• _Work to be completed_
Pictures do not belong in the copy. Return all of the entries exactly.

== Excerpted records ==

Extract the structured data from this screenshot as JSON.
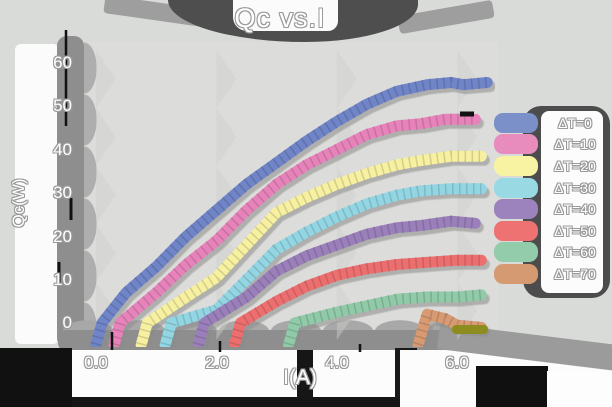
{
  "title": "Qc vs.I",
  "axes": {
    "x_label": "I(A)",
    "y_label": "Qc(W)",
    "x_ticks": [
      "0.0",
      "2.0",
      "4.0",
      "6.0"
    ],
    "y_ticks": [
      "60",
      "50",
      "40",
      "30",
      "20",
      "10",
      "0"
    ]
  },
  "legend": {
    "items": [
      {
        "label": "ΔT=0",
        "color": "#7b8fc9"
      },
      {
        "label": "ΔT=10",
        "color": "#e88bbd"
      },
      {
        "label": "ΔT=20",
        "color": "#f7f3a3"
      },
      {
        "label": "ΔT=30",
        "color": "#98d9e4"
      },
      {
        "label": "ΔT=40",
        "color": "#9d83bd"
      },
      {
        "label": "ΔT=50",
        "color": "#ee7272"
      },
      {
        "label": "ΔT=60",
        "color": "#93ccaa"
      },
      {
        "label": "ΔT=70",
        "color": "#d69a72"
      }
    ]
  },
  "chart_data": {
    "type": "line",
    "title": "Qc vs.I",
    "xlabel": "I(A)",
    "ylabel": "Qc(W)",
    "xlim": [
      -0.3,
      6.6
    ],
    "ylim": [
      -5,
      65
    ],
    "x_tick_values": [
      0,
      2,
      4,
      6
    ],
    "y_tick_values": [
      0,
      10,
      20,
      30,
      40,
      50,
      60
    ],
    "grid": false,
    "legend_position": "right",
    "style": "hand-drawn marker bands",
    "series": [
      {
        "name": "ΔT=0",
        "delta_t": 0,
        "color": "#6f84c8",
        "points": [
          [
            0,
            -5
          ],
          [
            0.1,
            0
          ],
          [
            0.5,
            7
          ],
          [
            1,
            13
          ],
          [
            1.5,
            20
          ],
          [
            2,
            26
          ],
          [
            2.5,
            32
          ],
          [
            3,
            37
          ],
          [
            3.5,
            42
          ],
          [
            4,
            46.5
          ],
          [
            4.5,
            50.5
          ],
          [
            5,
            53.5
          ],
          [
            5.5,
            55
          ],
          [
            5.9,
            55.5
          ],
          [
            6.1,
            55
          ],
          [
            6.5,
            55.5
          ]
        ]
      },
      {
        "name": "ΔT=10",
        "delta_t": 10,
        "color": "#e783ba",
        "points": [
          [
            0.3,
            -5
          ],
          [
            0.4,
            0
          ],
          [
            1,
            7
          ],
          [
            1.5,
            13.5
          ],
          [
            2,
            19
          ],
          [
            2.5,
            26
          ],
          [
            3,
            32
          ],
          [
            3.5,
            36.5
          ],
          [
            4,
            40
          ],
          [
            4.5,
            43.5
          ],
          [
            5,
            45.5
          ],
          [
            5.4,
            46
          ],
          [
            5.8,
            47
          ],
          [
            6.3,
            47
          ]
        ]
      },
      {
        "name": "ΔT=20",
        "delta_t": 20,
        "color": "#f6f0a0",
        "points": [
          [
            0.75,
            -5
          ],
          [
            0.85,
            0
          ],
          [
            1.5,
            6
          ],
          [
            2,
            10.5
          ],
          [
            2.5,
            18
          ],
          [
            3,
            25.5
          ],
          [
            3.5,
            29
          ],
          [
            4,
            32
          ],
          [
            4.5,
            34.5
          ],
          [
            5,
            36.5
          ],
          [
            5.4,
            37.5
          ],
          [
            5.9,
            38.5
          ],
          [
            6.4,
            38.5
          ]
        ]
      },
      {
        "name": "ΔT=30",
        "delta_t": 30,
        "color": "#93d6e3",
        "points": [
          [
            1.15,
            -5
          ],
          [
            1.25,
            0
          ],
          [
            2,
            3
          ],
          [
            2.5,
            10
          ],
          [
            3,
            17
          ],
          [
            3.5,
            21
          ],
          [
            4,
            24.5
          ],
          [
            4.5,
            27.5
          ],
          [
            5,
            29.5
          ],
          [
            5.4,
            30.5
          ],
          [
            5.9,
            31
          ],
          [
            6.4,
            31
          ]
        ]
      },
      {
        "name": "ΔT=40",
        "delta_t": 40,
        "color": "#9a7fba",
        "points": [
          [
            1.7,
            -5
          ],
          [
            1.8,
            0
          ],
          [
            2.5,
            6
          ],
          [
            3,
            12
          ],
          [
            3.5,
            15.5
          ],
          [
            4,
            18
          ],
          [
            4.5,
            20.5
          ],
          [
            5,
            22
          ],
          [
            5.4,
            22.5
          ],
          [
            5.9,
            23.5
          ],
          [
            6.3,
            23
          ]
        ]
      },
      {
        "name": "ΔT=50",
        "delta_t": 50,
        "color": "#ed6e6e",
        "points": [
          [
            2.3,
            -5
          ],
          [
            2.4,
            0
          ],
          [
            3,
            5
          ],
          [
            3.5,
            8.5
          ],
          [
            4,
            11
          ],
          [
            4.5,
            12.5
          ],
          [
            5,
            13.5
          ],
          [
            5.5,
            14
          ],
          [
            6,
            14.5
          ],
          [
            6.4,
            14.5
          ]
        ]
      },
      {
        "name": "ΔT=60",
        "delta_t": 60,
        "color": "#90caa8",
        "points": [
          [
            3.2,
            -5
          ],
          [
            3.3,
            0
          ],
          [
            4,
            2.5
          ],
          [
            4.5,
            4
          ],
          [
            5,
            5.5
          ],
          [
            5.5,
            6
          ],
          [
            6,
            6
          ],
          [
            6.4,
            6.5
          ]
        ]
      },
      {
        "name": "ΔT=70",
        "delta_t": 70,
        "color": "#d79a72",
        "points": [
          [
            5.35,
            -5
          ],
          [
            5.5,
            2
          ],
          [
            5.8,
            1
          ],
          [
            6,
            -0.5
          ],
          [
            6.4,
            -1
          ]
        ]
      }
    ]
  },
  "colors": {
    "background": "#d8dbd7",
    "plot_background": "#dcdcda",
    "ink_dark": "#4c4c4c",
    "band_gray": "#8e8e8e",
    "text_fill": "#ffffff",
    "text_outline": "#9a9a9a",
    "artifact_olive": "#8d8d1f"
  }
}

===

• _Solution_
Extract the structured data from this screenshot as JSON.
{
  "title": "Qc vs.I",
  "axes": {
    "x_label": "I(A)",
    "y_label": "Qc(W)",
    "x_ticks": [
      "0.0",
      "2.0",
      "4.0",
      "6.0"
    ],
    "y_ticks": [
      "60",
      "50",
      "40",
      "30",
      "20",
      "10",
      "0"
    ]
  },
  "legend": {
    "items": [
      {
        "label": "ΔT=0",
        "color": "#7b8fc9"
      },
      {
        "label": "ΔT=10",
        "color": "#e88bbd"
      },
      {
        "label": "ΔT=20",
        "color": "#f7f3a3"
      },
      {
        "label": "ΔT=30",
        "color": "#98d9e4"
      },
      {
        "label": "ΔT=40",
        "color": "#9d83bd"
      },
      {
        "label": "ΔT=50",
        "color": "#ee7272"
      },
      {
        "label": "ΔT=60",
        "color": "#93ccaa"
      },
      {
        "label": "ΔT=70",
        "color": "#d69a72"
      }
    ]
  },
  "chart_data": {
    "type": "line",
    "title": "Qc vs.I",
    "xlabel": "I(A)",
    "ylabel": "Qc(W)",
    "xlim": [
      -0.3,
      6.6
    ],
    "ylim": [
      -5,
      65
    ],
    "x_tick_values": [
      0,
      2,
      4,
      6
    ],
    "y_tick_values": [
      0,
      10,
      20,
      30,
      40,
      50,
      60
    ],
    "grid": false,
    "legend_position": "right",
    "style": "hand-drawn marker bands",
    "series": [
      {
        "name": "ΔT=0",
        "delta_t": 0,
        "color": "#6f84c8",
        "points": [
          [
            0,
            -5
          ],
          [
            0.1,
            0
          ],
          [
            0.5,
            7
          ],
          [
            1,
            13
          ],
          [
            1.5,
            20
          ],
          [
            2,
            26
          ],
          [
            2.5,
            32
          ],
          [
            3,
            37
          ],
          [
            3.5,
            42
          ],
          [
            4,
            46.5
          ],
          [
            4.5,
            50.5
          ],
          [
            5,
            53.5
          ],
          [
            5.5,
            55
          ],
          [
            5.9,
            55.5
          ],
          [
            6.1,
            55
          ],
          [
            6.5,
            55.5
          ]
        ]
      },
      {
        "name": "ΔT=10",
        "delta_t": 10,
        "color": "#e783ba",
        "points": [
          [
            0.3,
            -5
          ],
          [
            0.4,
            0
          ],
          [
            1,
            7
          ],
          [
            1.5,
            13.5
          ],
          [
            2,
            19
          ],
          [
            2.5,
            26
          ],
          [
            3,
            32
          ],
          [
            3.5,
            36.5
          ],
          [
            4,
            40
          ],
          [
            4.5,
            43.5
          ],
          [
            5,
            45.5
          ],
          [
            5.4,
            46
          ],
          [
            5.8,
            47
          ],
          [
            6.3,
            47
          ]
        ]
      },
      {
        "name": "ΔT=20",
        "delta_t": 20,
        "color": "#f6f0a0",
        "points": [
          [
            0.75,
            -5
          ],
          [
            0.85,
            0
          ],
          [
            1.5,
            6
          ],
          [
            2,
            10.5
          ],
          [
            2.5,
            18
          ],
          [
            3,
            25.5
          ],
          [
            3.5,
            29
          ],
          [
            4,
            32
          ],
          [
            4.5,
            34.5
          ],
          [
            5,
            36.5
          ],
          [
            5.4,
            37.5
          ],
          [
            5.9,
            38.5
          ],
          [
            6.4,
            38.5
          ]
        ]
      },
      {
        "name": "ΔT=30",
        "delta_t": 30,
        "color": "#93d6e3",
        "points": [
          [
            1.15,
            -5
          ],
          [
            1.25,
            0
          ],
          [
            2,
            3
          ],
          [
            2.5,
            10
          ],
          [
            3,
            17
          ],
          [
            3.5,
            21
          ],
          [
            4,
            24.5
          ],
          [
            4.5,
            27.5
          ],
          [
            5,
            29.5
          ],
          [
            5.4,
            30.5
          ],
          [
            5.9,
            31
          ],
          [
            6.4,
            31
          ]
        ]
      },
      {
        "name": "ΔT=40",
        "delta_t": 40,
        "color": "#9a7fba",
        "points": [
          [
            1.7,
            -5
          ],
          [
            1.8,
            0
          ],
          [
            2.5,
            6
          ],
          [
            3,
            12
          ],
          [
            3.5,
            15.5
          ],
          [
            4,
            18
          ],
          [
            4.5,
            20.5
          ],
          [
            5,
            22
          ],
          [
            5.4,
            22.5
          ],
          [
            5.9,
            23.5
          ],
          [
            6.3,
            23
          ]
        ]
      },
      {
        "name": "ΔT=50",
        "delta_t": 50,
        "color": "#ed6e6e",
        "points": [
          [
            2.3,
            -5
          ],
          [
            2.4,
            0
          ],
          [
            3,
            5
          ],
          [
            3.5,
            8.5
          ],
          [
            4,
            11
          ],
          [
            4.5,
            12.5
          ],
          [
            5,
            13.5
          ],
          [
            5.5,
            14
          ],
          [
            6,
            14.5
          ],
          [
            6.4,
            14.5
          ]
        ]
      },
      {
        "name": "ΔT=60",
        "delta_t": 60,
        "color": "#90caa8",
        "points": [
          [
            3.2,
            -5
          ],
          [
            3.3,
            0
          ],
          [
            4,
            2.5
          ],
          [
            4.5,
            4
          ],
          [
            5,
            5.5
          ],
          [
            5.5,
            6
          ],
          [
            6,
            6
          ],
          [
            6.4,
            6.5
          ]
        ]
      },
      {
        "name": "ΔT=70",
        "delta_t": 70,
        "color": "#d79a72",
        "points": [
          [
            5.35,
            -5
          ],
          [
            5.5,
            2
          ],
          [
            5.8,
            1
          ],
          [
            6,
            -0.5
          ],
          [
            6.4,
            -1
          ]
        ]
      }
    ]
  },
  "colors": {
    "background": "#d8dbd7",
    "plot_background": "#dcdcda",
    "ink_dark": "#4c4c4c",
    "band_gray": "#8e8e8e",
    "text_fill": "#ffffff",
    "text_outline": "#9a9a9a",
    "artifact_olive": "#8d8d1f"
  }
}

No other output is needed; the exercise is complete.